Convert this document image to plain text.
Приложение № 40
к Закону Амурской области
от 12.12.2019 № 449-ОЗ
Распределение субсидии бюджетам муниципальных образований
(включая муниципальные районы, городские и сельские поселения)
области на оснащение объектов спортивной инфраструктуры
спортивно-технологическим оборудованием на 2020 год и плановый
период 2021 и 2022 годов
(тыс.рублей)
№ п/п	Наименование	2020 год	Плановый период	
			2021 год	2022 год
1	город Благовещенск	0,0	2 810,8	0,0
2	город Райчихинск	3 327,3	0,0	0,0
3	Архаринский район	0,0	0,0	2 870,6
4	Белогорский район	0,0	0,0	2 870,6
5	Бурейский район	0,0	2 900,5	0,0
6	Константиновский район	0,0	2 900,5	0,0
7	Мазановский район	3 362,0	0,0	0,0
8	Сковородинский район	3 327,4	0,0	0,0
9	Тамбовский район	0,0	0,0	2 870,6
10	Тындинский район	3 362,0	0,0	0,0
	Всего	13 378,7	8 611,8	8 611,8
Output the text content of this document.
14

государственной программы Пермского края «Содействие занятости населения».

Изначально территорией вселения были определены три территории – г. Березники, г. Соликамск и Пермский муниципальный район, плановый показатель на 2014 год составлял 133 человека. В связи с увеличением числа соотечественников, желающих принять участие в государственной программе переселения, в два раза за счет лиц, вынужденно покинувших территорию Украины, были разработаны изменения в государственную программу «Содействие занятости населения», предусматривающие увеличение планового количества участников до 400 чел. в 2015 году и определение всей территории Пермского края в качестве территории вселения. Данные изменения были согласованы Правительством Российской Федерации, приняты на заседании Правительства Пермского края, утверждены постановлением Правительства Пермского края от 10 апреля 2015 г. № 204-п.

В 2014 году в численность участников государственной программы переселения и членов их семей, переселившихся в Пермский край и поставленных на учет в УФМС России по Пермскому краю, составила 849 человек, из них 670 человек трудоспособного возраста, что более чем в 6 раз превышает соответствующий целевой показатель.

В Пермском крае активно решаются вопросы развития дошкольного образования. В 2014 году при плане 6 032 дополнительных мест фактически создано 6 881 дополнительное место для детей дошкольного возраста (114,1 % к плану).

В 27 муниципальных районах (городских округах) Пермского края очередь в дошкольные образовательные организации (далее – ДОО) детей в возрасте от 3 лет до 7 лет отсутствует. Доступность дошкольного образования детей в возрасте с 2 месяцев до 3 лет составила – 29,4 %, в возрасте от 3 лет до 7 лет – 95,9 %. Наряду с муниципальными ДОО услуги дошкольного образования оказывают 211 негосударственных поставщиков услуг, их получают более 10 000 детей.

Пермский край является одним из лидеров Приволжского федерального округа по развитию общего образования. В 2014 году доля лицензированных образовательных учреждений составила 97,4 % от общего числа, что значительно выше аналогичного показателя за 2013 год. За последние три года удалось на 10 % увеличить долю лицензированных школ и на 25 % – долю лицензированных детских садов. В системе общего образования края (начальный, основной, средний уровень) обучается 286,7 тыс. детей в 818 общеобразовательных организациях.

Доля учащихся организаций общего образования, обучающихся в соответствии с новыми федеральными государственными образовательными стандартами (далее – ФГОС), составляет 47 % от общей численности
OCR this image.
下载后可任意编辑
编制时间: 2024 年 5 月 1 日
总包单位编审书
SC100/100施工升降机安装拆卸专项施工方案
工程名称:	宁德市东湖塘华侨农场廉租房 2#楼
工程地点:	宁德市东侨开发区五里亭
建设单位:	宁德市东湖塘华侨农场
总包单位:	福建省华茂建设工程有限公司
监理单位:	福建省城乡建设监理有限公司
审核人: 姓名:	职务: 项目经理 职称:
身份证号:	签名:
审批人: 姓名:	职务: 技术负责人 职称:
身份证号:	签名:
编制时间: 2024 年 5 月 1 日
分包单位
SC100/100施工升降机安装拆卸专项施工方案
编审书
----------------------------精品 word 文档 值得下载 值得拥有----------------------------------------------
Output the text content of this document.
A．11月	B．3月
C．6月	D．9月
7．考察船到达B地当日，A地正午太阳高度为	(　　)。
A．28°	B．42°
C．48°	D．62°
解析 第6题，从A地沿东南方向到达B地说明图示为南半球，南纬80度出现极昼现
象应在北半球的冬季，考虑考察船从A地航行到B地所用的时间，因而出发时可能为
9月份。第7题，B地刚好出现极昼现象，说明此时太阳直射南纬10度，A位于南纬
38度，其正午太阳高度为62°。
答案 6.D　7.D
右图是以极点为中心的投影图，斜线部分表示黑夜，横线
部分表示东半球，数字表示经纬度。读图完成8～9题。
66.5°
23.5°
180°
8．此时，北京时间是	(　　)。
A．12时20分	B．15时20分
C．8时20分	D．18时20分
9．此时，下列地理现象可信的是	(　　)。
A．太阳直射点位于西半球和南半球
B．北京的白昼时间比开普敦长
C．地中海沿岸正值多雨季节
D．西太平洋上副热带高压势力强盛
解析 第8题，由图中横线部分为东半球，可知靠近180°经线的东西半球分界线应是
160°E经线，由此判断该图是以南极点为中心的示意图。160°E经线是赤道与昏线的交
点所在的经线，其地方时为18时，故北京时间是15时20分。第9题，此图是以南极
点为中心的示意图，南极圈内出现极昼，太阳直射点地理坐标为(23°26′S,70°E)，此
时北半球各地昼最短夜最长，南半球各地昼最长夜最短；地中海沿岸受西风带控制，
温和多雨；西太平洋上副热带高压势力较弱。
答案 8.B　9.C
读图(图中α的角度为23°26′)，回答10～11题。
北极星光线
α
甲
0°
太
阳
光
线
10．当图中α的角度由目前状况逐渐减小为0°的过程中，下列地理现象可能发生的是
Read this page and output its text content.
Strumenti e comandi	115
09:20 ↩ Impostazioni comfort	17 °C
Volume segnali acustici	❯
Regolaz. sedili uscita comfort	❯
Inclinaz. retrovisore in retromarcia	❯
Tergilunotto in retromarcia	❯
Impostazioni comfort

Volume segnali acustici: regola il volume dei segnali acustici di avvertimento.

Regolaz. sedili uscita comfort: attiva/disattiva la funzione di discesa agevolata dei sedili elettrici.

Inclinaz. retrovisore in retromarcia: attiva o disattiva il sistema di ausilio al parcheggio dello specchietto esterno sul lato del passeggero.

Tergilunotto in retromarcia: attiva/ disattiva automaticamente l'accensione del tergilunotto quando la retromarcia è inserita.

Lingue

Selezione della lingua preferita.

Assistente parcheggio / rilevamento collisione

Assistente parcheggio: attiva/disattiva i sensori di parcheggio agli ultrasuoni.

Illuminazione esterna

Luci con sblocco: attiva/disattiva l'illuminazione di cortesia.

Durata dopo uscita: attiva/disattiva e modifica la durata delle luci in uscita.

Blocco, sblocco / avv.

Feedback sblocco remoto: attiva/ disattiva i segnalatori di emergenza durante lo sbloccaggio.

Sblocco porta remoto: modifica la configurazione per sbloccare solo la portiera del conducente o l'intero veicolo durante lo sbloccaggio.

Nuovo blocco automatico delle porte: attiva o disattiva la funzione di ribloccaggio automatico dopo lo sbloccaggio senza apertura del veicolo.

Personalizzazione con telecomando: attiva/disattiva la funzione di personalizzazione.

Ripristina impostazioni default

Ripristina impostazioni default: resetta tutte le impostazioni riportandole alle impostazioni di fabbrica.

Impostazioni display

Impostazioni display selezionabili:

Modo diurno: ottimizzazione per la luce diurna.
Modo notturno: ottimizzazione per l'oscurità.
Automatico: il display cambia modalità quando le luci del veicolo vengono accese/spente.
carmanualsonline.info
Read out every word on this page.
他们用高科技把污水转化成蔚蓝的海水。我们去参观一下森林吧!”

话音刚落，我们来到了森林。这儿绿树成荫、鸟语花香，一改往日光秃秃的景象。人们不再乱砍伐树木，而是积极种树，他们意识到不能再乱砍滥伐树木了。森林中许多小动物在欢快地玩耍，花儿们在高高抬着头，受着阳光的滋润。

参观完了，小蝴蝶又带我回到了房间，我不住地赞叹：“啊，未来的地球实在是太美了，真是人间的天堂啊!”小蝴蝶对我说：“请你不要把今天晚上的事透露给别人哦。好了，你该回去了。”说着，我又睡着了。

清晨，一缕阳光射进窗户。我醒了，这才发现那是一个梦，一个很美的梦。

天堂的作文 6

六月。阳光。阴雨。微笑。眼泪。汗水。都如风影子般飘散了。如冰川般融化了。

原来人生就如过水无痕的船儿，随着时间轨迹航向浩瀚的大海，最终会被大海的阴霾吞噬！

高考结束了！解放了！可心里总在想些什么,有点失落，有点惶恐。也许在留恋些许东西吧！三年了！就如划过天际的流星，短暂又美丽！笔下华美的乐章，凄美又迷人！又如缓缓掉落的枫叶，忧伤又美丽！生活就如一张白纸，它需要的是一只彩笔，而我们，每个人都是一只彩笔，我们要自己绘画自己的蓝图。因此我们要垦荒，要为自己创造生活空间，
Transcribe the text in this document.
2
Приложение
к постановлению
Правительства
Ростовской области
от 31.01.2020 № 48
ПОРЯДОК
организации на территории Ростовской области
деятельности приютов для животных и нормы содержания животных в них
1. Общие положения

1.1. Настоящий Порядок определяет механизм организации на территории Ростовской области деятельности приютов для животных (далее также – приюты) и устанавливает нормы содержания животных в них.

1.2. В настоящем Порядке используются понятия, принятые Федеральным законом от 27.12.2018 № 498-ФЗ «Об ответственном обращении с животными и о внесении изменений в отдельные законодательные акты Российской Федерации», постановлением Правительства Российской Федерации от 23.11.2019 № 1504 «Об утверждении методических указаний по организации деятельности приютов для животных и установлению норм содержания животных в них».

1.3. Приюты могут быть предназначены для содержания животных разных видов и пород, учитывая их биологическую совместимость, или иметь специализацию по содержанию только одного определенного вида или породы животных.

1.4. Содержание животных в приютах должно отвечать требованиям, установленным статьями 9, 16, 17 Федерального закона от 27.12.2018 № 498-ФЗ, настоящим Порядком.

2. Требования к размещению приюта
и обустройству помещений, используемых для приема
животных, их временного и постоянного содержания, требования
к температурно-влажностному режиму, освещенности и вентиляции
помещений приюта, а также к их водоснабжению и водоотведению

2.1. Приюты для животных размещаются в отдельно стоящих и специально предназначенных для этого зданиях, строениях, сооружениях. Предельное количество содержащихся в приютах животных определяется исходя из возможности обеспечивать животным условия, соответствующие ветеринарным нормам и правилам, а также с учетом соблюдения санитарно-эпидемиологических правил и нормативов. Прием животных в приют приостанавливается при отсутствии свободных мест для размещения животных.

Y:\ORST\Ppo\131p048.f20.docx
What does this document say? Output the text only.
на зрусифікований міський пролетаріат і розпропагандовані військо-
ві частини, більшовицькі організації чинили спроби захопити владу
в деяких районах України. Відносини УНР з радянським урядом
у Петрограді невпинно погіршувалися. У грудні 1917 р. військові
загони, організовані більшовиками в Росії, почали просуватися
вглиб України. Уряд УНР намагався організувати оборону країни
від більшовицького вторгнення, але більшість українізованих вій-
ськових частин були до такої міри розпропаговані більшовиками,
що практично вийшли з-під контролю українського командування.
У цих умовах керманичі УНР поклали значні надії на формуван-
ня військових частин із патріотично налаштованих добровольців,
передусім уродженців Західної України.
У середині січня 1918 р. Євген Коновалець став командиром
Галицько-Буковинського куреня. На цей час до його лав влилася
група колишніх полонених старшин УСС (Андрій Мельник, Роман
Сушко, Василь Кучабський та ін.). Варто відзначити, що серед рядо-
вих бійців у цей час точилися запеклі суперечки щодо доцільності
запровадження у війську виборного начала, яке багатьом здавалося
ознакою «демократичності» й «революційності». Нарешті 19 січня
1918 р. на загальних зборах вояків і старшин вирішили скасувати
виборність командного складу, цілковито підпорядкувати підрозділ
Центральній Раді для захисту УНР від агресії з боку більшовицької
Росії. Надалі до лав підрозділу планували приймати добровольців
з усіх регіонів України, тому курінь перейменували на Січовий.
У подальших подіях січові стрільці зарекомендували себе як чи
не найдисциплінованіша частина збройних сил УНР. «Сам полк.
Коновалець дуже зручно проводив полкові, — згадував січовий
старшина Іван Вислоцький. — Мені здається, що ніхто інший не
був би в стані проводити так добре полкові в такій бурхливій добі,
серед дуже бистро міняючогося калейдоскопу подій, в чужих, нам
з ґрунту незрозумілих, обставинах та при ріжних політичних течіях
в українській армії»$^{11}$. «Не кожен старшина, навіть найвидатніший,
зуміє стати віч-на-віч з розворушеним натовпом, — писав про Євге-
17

### Aim
Find the lines containing "default" and list every one of them.

### Response below
Ripristina impostazioni default
Ripristina impostazioni default: resetta tutte le impostazioni riportandole alle impostazioni di fabbrica.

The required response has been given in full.